● **SOURCE RECORDS**
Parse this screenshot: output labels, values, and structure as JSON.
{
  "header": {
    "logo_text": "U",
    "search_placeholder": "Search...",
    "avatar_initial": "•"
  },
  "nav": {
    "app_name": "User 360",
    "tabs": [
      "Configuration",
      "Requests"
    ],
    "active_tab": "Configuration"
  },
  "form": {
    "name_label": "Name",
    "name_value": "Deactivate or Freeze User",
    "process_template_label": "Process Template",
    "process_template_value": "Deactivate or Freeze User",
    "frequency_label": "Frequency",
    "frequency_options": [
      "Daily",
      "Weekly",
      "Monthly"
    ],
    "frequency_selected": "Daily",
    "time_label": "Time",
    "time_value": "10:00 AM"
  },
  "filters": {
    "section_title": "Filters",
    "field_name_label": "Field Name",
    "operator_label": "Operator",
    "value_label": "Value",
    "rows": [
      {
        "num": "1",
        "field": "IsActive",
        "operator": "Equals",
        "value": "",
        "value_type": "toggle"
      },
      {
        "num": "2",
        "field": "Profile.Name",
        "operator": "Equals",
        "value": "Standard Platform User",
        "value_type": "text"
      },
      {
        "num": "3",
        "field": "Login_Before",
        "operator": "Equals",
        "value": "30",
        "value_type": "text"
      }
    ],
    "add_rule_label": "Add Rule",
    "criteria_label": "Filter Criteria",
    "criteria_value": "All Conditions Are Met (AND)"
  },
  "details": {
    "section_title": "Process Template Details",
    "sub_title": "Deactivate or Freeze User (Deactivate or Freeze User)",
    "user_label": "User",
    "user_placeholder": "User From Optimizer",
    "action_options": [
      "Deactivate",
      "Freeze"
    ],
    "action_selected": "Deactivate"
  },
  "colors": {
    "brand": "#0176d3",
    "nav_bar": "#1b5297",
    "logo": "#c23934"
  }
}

---

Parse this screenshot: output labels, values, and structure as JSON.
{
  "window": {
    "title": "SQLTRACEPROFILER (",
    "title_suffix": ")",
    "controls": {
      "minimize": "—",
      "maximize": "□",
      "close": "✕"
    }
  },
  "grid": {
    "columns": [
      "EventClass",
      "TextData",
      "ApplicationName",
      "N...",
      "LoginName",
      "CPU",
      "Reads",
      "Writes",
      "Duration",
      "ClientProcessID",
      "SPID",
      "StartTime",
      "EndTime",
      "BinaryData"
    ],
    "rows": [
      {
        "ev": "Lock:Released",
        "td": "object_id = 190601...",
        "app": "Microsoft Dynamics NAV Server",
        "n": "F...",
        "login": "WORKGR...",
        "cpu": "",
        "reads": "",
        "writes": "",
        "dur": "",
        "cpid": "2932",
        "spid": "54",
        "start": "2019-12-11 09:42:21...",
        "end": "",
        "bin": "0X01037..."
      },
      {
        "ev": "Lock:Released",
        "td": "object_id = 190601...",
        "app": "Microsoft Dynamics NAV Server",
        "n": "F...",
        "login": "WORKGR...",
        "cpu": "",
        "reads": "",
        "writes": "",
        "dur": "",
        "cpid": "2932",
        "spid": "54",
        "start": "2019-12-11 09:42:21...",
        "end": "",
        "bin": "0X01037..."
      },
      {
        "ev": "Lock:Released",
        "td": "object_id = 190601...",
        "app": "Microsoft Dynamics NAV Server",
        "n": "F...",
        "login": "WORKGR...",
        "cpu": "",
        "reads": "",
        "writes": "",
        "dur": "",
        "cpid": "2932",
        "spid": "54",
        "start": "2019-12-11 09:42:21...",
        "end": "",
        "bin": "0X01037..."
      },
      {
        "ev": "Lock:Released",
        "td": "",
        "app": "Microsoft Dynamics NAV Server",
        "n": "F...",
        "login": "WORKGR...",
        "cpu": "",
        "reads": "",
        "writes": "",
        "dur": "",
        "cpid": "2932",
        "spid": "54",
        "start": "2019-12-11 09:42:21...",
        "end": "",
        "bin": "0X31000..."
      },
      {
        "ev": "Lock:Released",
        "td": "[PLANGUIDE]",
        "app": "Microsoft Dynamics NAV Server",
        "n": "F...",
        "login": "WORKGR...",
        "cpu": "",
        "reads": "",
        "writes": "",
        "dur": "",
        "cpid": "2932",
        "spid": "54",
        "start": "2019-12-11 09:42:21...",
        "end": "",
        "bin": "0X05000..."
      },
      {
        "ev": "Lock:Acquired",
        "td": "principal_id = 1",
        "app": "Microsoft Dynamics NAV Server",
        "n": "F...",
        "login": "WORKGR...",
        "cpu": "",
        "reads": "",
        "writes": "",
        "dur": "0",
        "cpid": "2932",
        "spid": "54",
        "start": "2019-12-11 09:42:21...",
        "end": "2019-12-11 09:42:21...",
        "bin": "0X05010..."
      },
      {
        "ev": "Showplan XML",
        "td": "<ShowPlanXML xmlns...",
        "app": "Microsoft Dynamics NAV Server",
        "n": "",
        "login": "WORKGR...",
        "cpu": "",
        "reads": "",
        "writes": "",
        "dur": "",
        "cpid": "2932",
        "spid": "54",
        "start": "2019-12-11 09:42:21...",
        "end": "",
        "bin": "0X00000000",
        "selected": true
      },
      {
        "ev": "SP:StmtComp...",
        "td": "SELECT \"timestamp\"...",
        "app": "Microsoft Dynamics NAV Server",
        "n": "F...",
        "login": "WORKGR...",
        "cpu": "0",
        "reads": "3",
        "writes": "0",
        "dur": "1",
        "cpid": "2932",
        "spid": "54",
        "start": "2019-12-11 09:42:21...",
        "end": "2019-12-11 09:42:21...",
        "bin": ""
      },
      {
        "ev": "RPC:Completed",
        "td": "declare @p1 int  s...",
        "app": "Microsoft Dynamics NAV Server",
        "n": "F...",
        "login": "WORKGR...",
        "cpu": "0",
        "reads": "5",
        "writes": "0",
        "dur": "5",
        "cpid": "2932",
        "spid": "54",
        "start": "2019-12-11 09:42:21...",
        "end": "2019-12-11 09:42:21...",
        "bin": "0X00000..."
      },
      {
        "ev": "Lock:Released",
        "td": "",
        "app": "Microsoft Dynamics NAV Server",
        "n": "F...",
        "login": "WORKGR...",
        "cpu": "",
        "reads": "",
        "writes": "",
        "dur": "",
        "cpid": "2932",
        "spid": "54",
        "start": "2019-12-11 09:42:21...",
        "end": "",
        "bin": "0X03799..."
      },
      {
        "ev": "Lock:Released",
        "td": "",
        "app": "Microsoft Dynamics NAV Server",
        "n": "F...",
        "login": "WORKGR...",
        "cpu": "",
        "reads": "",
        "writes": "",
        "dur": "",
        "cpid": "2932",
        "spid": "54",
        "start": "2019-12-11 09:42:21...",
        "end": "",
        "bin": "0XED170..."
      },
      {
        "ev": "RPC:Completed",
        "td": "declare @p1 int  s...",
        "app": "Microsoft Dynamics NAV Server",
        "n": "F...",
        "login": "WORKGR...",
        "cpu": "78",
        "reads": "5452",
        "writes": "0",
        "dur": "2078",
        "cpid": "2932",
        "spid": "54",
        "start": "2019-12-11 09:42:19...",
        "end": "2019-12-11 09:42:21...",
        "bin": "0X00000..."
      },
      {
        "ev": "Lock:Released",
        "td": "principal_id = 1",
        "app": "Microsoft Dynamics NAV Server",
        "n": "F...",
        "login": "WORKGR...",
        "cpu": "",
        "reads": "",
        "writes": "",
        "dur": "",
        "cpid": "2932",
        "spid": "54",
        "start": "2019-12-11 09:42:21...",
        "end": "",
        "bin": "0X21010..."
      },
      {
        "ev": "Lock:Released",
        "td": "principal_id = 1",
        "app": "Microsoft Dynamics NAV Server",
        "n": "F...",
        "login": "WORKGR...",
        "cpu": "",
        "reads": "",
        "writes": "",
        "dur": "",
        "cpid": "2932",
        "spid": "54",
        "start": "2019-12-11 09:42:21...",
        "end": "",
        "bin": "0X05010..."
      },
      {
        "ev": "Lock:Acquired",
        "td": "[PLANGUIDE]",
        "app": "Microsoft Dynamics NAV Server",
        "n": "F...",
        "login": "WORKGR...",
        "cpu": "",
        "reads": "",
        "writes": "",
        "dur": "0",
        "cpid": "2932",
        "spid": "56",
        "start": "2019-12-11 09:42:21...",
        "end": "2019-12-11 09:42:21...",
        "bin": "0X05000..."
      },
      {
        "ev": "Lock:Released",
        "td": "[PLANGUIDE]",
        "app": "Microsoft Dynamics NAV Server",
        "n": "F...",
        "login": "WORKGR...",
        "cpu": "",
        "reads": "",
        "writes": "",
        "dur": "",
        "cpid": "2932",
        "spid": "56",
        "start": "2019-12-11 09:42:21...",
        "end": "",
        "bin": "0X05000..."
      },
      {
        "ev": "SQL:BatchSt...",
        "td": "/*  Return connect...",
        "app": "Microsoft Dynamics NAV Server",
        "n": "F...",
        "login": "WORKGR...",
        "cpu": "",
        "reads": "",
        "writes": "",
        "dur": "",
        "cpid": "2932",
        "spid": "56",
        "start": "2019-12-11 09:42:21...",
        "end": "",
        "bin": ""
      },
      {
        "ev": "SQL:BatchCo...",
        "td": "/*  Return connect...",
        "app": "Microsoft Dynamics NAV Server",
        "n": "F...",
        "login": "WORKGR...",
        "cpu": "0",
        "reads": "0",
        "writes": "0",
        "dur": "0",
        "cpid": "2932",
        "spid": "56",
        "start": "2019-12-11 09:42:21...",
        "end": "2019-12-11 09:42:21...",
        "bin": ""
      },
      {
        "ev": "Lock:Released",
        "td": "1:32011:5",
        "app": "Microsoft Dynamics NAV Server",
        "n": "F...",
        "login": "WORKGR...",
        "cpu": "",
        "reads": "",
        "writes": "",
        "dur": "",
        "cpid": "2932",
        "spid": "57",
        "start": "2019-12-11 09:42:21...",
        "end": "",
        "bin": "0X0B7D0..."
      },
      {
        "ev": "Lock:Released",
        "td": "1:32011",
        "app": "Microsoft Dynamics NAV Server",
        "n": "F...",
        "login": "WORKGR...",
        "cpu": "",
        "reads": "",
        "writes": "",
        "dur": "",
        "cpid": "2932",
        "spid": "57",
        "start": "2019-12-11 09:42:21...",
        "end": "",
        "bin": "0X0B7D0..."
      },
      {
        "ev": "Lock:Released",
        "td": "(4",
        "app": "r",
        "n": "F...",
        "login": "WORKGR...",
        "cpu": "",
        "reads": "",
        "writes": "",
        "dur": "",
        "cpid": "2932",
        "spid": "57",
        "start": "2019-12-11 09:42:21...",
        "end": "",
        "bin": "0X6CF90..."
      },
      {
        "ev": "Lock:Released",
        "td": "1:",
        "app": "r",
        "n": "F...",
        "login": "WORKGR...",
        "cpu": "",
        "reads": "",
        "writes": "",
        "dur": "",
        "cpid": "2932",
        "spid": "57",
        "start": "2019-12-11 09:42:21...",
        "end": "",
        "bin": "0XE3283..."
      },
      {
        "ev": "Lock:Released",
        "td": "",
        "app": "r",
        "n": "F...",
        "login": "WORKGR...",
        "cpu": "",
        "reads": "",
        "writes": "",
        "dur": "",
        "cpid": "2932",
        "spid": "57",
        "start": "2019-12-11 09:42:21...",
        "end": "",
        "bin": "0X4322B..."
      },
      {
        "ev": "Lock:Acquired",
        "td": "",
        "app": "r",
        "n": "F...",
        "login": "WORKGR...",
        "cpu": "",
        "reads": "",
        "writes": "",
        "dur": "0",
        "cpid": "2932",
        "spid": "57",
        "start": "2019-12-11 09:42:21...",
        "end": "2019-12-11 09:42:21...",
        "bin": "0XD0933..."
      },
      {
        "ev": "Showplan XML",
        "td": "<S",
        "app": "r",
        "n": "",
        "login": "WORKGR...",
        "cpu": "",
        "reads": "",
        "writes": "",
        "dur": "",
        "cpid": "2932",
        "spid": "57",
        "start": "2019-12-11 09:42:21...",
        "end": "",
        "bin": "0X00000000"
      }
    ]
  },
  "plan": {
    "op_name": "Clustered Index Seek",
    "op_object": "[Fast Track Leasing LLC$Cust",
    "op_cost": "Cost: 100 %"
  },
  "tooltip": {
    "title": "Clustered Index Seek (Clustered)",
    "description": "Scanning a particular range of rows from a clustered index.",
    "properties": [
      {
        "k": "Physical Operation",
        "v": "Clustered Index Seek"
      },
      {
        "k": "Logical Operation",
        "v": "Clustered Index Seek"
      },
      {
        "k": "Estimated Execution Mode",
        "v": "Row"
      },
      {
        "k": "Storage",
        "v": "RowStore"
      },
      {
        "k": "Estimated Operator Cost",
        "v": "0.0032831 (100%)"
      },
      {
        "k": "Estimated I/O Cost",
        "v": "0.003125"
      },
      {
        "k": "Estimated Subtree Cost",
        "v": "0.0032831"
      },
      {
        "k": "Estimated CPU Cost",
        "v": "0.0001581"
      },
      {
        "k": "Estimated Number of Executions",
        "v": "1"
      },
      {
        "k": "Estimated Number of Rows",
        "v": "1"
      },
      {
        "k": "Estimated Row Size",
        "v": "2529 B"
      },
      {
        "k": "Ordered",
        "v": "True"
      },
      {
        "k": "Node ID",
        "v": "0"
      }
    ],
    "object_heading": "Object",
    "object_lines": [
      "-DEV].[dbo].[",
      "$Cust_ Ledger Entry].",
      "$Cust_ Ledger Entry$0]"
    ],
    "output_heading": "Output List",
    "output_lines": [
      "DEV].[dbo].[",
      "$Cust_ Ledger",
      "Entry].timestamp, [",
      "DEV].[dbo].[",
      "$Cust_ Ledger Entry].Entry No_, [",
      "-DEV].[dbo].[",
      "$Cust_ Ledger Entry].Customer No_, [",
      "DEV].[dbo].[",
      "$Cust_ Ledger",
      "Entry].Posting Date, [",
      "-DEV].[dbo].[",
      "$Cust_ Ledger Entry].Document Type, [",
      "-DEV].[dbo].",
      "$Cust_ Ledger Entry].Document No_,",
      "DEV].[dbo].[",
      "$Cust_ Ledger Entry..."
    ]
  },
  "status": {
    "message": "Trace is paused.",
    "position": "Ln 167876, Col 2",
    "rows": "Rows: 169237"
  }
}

● **TASK INSTRUCTIONS**
From the data above, gather every line that includes the word "Estimated".

● **SOLUTION TO THIS TASK**
        "k": "Estimated Execution Mode",
        "k": "Estimated Operator Cost",
        "k": "Estimated I/O Cost",
        "k": "Estimated Subtree Cost",
        "k": "Estimated CPU Cost",
        "k": "Estimated Number of Executions",
        "k": "Estimated Number of Rows",
        "k": "Estimated Row Size",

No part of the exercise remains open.